Bild: Setzt sich seit Jahrzehnten für die Rechte von Minderheiten ein: Romani …
Berlin taz | Als Romani Rose am 1. September 1981 zusammen mit gut drei
Handvoll Mitstreitern das Archiv der Universität Tübingen besetzte, war er
ein noch recht junger Mann, gerade 35 Jahre alt geworden. Heute, mit 79,
kehrt [1][der Vorsitzende des Zentralrats Deutscher Sinti und Roma] zurück
zu den Anfängen seines Engagements für die Rechte der Minderheit.
An diesem Montag werden Rose und der Präsident des Bundesarchivs Michael
Hollmann in Heidelberg einen Kooperationsvertrag unterzeichnen – exakt 44
Jahre nach der Besetzung. Es geht um dieselben Akten, deren Herausgabe an
das Bundesarchiv Rose 1981 in Tübingen erzwang: die Dokumente der
„Rassehygienischen Forschungsstelle“ aus der NS-Zeit.
Die 1935 eingerichtete Institution nahm die „Zigeunerfrage“ in den
Mittelpunkt ihrer pseudowissenschaftlichen Forschungen. Ihr Leiter Robert
Ritter glaubte mithilfe der Untersuchung von Sinti und Roma deren
angebliche Neigung zu Kriminalität und Nichtsesshaftigkeit erklären zu
können. So entstand mithilfe von erzwungenen Verhören, ausgefüllten
Fragebögen, Haarproben und Fotografien eine umfangreiche Kartei, die der
Frage nachging, ob es sich bei den Betroffenen etwa um „Störenfriede“,
„Schmarotzer“, „Unstete“ oder „Gewaltverbrecher“ handelte.
Den Untersuchungen folgte schon bald eine rassistisch begründete
Kriminalisierung. Angeblich „arbeitsscheue“ Sinti und Roma gerieten ab 1938
in KZ-Haft, zur „Bekämpfung der Zigeunerplage“ wurden Angehörige der
Minderheit kategorisiert – entscheidend war dabei der „deutsche
Blutanteil“. Bis 1939 hatte die „Reichszentrale zur Bekämpfung des
Zigeunerunwesens“ 30.000 Menschen erfasst. 1942 begann der Massenmord an
Sinti und Roma in Europa.
## Schutz vor Missbrauch
Vor 44 Jahren ging es den Besetzern um Rose darum, dass diese Papiere
endlich aus der Hand vorgeblicher Wissenschaftler, die das Material auch
nach dem Krieg nutzten, ins Bundesarchiv gelangen sollte. Die Aktion damals
hatte Erfolg. Ein Schwarz-Weiß-Foto zeigt, wie die illegal gelagerten Akten
in einen Kleintransporter verladen wurden, der sie ins Bundesarchiv
brachte.
Die an diesem Montag zu treffende Vereinbarung soll dafür sorgen, dass die
Papiere nicht erneut von Rassisten genutzt werden. Die wissenschaftliche
Forschung bleibe frei, soll sogar gefördert werden, betont Thomas Tews vom
Zentralrat Deutscher Sinti und Roma gegenüber der taz. Verhindern möchte
man, dass die unter der Signatur R 165 archivierten Unterlagen in die
falschen Hände geraten, etwa von Rechtsradikalen. „Die Weiterverwendung von
Reproduktionen ist grundsätzlich untersagt“, heißt es in der Vereinbarung.
◇ ◇ ◇ ◇
▸ **AUFGABENSTELLUNG**:
Schreiben Sie den Ausgangstext von „Bild: Setzt sich“ bis einschließlich „Rechte der Minderheit.“ wortgetreu ab. Die Auflistung steht in keinem Zusammenhang mit dem Ausgangstext.

▸ **VORLIEGENDE AUFLISTUNG**:
◇ ◇ ◇ ◇
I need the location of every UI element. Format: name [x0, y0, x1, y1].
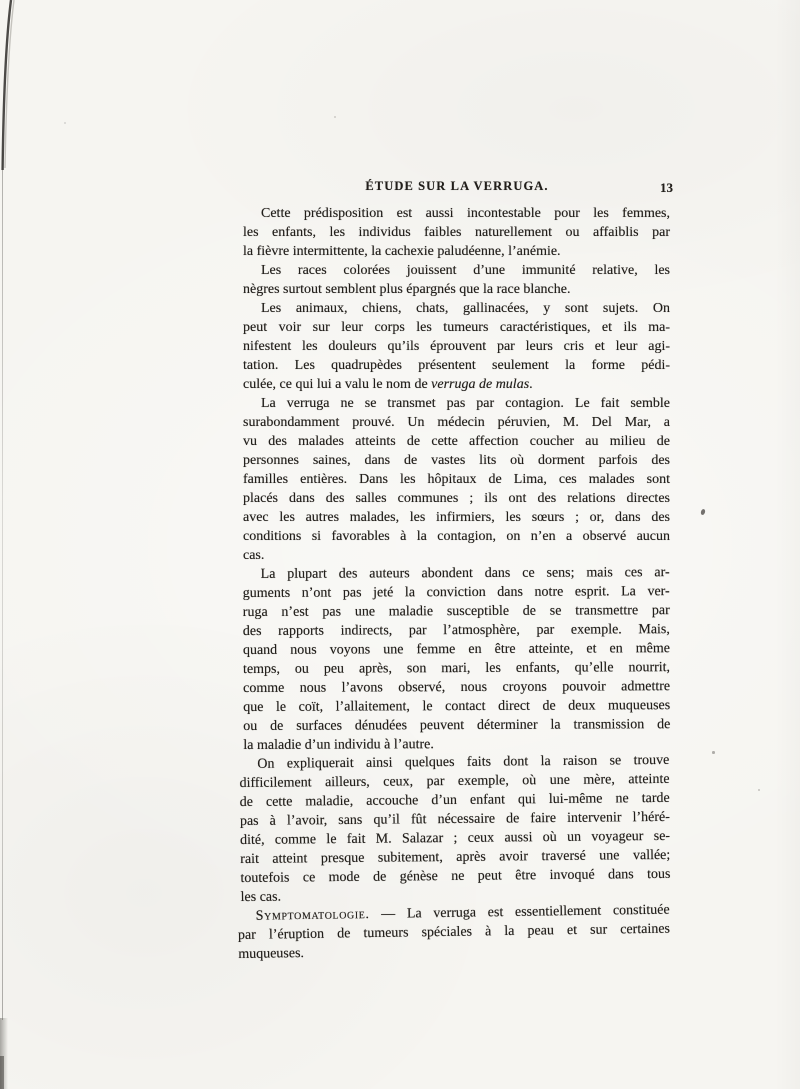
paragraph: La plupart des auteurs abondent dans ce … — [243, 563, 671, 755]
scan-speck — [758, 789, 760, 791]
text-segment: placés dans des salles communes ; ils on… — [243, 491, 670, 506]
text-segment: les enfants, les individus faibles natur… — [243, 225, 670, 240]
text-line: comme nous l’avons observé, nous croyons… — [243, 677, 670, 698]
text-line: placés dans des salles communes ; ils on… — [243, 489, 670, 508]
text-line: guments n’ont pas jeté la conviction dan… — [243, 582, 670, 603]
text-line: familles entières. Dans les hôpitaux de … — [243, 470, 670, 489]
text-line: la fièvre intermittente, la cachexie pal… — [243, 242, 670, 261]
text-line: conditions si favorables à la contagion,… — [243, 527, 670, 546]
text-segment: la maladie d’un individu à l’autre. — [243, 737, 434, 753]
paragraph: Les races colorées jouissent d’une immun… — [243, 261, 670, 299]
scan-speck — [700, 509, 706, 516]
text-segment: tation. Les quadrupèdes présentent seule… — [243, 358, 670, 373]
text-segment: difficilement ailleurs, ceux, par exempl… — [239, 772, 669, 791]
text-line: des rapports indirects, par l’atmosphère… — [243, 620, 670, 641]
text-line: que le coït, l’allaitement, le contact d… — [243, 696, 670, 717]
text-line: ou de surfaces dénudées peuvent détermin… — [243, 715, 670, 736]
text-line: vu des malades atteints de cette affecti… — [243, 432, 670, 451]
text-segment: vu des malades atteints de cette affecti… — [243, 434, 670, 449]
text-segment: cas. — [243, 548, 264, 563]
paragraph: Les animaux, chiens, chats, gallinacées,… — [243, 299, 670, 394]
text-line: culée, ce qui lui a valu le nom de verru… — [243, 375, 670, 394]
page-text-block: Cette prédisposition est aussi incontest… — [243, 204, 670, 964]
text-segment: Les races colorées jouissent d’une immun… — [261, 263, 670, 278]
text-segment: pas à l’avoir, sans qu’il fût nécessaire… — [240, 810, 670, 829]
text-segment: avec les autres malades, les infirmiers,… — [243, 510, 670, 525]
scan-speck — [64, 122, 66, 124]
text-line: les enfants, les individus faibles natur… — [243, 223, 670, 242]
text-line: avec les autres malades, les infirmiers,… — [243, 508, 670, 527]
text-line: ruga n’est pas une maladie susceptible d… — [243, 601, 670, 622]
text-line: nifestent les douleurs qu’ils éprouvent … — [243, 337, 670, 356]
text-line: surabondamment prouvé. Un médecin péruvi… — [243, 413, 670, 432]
◇ ◇ ◇ ◇
▸ **ERGEBNIS**:
Bild: Setzt sich seit Jahrzehnten für die Rechte von Minderheiten ein: Romani …
Berlin taz | Als Romani Rose am 1. September 1981 zusammen mit gut drei
Handvoll Mitstreitern das Archiv der Universität Tübingen besetzte, war er
ein noch recht junger Mann, gerade 35 Jahre alt geworden. Heute, mit 79,
kehrt [1][der Vorsitzende des Zentralrats Deutscher Sinti und Roma] zurück
zu den Anfängen seines Engagements für die Rechte der Minderheit.